◆ INSTRUCTION
Copy out every line in which the string "Napier" occurs.

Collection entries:
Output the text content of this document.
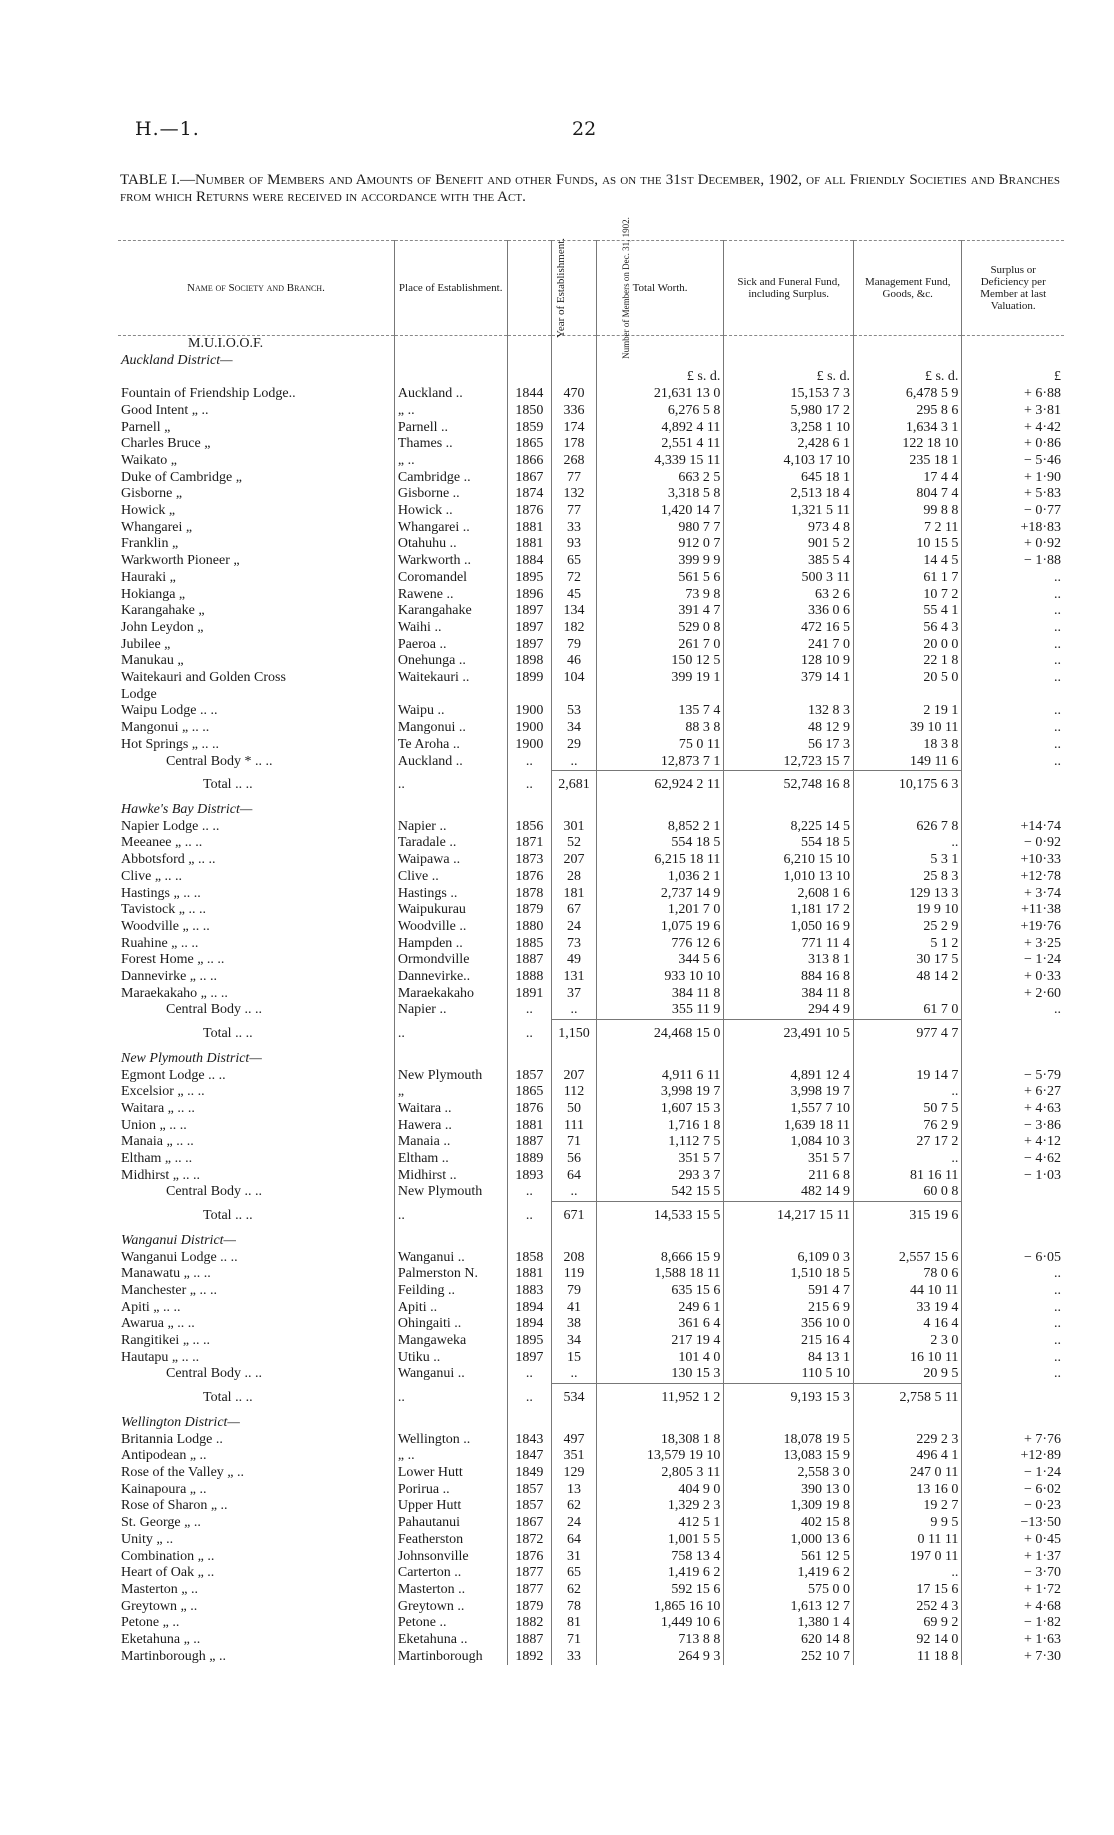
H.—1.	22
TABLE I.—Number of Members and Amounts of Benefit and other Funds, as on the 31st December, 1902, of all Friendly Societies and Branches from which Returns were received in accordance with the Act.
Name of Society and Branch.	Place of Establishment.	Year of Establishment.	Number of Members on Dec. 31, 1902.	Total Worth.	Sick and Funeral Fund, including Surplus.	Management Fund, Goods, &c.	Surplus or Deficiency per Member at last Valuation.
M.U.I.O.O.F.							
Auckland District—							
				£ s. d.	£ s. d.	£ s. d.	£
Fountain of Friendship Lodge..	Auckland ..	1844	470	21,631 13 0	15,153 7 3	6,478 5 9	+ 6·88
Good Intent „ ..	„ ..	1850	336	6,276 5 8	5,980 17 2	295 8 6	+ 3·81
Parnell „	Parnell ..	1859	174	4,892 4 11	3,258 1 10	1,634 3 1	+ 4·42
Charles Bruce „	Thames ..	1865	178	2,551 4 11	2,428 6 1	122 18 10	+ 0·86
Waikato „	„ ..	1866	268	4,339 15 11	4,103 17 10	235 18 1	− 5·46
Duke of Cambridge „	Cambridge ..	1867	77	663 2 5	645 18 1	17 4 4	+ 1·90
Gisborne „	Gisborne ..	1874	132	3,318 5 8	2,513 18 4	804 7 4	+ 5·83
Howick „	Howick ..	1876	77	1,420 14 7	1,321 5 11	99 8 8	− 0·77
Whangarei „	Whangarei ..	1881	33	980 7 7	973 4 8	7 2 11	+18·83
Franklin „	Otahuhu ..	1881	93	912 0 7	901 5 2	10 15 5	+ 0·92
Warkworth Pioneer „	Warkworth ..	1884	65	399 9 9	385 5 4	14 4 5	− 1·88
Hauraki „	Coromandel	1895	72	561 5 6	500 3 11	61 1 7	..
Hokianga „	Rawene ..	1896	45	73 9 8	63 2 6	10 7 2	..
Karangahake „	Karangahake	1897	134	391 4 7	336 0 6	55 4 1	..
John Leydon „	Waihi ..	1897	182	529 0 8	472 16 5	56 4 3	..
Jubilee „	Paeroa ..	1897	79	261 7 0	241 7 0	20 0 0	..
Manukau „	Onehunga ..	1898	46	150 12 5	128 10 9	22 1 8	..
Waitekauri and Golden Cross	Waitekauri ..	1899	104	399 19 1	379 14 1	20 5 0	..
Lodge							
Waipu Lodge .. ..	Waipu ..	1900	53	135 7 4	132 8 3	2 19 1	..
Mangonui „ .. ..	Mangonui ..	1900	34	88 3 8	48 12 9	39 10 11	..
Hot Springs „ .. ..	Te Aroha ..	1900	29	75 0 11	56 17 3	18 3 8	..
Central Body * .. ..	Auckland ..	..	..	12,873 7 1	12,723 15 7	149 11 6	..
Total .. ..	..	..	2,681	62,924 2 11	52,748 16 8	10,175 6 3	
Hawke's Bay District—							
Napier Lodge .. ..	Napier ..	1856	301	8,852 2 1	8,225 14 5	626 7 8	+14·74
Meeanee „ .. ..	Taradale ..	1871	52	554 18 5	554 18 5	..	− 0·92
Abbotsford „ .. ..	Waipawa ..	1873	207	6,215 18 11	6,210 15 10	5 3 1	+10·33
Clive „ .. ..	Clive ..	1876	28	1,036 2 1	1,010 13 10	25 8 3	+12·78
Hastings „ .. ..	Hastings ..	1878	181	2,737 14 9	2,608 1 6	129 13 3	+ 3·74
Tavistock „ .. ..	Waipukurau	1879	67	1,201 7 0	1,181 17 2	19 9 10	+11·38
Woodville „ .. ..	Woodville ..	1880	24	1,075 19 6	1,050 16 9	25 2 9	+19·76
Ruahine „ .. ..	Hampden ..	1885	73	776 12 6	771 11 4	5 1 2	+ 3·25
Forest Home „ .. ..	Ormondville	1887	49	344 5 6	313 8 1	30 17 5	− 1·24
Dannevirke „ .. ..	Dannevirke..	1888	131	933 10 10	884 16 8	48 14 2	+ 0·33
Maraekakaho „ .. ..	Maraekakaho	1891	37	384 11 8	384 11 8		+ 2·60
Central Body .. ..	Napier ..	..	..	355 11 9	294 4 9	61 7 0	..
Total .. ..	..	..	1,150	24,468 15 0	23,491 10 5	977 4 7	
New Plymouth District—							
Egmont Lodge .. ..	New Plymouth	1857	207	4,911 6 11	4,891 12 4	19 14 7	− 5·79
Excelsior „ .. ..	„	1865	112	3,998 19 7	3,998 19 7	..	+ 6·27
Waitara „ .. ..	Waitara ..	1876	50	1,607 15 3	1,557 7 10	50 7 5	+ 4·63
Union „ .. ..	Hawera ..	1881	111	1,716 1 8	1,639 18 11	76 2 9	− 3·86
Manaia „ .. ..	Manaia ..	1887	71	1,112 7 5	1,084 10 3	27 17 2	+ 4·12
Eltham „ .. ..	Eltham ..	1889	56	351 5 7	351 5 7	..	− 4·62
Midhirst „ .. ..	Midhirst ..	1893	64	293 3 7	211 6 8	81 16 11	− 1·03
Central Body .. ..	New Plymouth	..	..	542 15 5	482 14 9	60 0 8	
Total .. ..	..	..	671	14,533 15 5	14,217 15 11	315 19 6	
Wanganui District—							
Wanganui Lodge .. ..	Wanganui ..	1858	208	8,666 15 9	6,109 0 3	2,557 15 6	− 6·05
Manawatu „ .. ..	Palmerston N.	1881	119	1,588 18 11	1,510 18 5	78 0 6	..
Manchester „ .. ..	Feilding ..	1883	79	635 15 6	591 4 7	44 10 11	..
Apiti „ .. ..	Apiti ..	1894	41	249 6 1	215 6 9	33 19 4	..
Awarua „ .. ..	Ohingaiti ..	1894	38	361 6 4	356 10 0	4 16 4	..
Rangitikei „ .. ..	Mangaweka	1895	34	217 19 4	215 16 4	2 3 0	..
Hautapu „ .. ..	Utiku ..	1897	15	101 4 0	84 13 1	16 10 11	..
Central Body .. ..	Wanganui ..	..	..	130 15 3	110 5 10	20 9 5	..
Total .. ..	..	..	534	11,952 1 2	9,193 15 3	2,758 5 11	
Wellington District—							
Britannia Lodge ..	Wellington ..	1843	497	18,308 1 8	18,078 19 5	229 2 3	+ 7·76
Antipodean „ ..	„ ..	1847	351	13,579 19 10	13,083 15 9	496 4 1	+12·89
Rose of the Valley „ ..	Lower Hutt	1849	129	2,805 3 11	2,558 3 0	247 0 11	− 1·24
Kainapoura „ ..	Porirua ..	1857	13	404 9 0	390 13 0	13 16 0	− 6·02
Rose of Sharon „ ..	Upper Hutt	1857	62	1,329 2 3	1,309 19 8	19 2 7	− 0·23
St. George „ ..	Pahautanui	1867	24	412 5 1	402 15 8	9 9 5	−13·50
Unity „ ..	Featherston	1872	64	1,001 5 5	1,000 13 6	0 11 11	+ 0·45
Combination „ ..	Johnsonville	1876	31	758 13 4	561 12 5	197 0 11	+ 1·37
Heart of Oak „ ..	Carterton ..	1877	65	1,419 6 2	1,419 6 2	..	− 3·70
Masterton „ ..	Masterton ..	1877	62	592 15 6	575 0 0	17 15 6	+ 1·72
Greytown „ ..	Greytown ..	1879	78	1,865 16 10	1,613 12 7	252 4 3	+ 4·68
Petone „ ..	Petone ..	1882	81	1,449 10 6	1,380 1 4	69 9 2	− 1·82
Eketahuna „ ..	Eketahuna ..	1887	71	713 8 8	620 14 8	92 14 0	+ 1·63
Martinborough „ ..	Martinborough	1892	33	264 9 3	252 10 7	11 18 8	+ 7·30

◆ RESULT OF THIS EXERCISE
Napier Lodge .. ..	Napier ..	1856	301	8,852 2 1	8,225 14 5	626 7 8	+14·74
Central Body .. ..	Napier ..	..	..	355 11 9	294 4 9	61 7 0	..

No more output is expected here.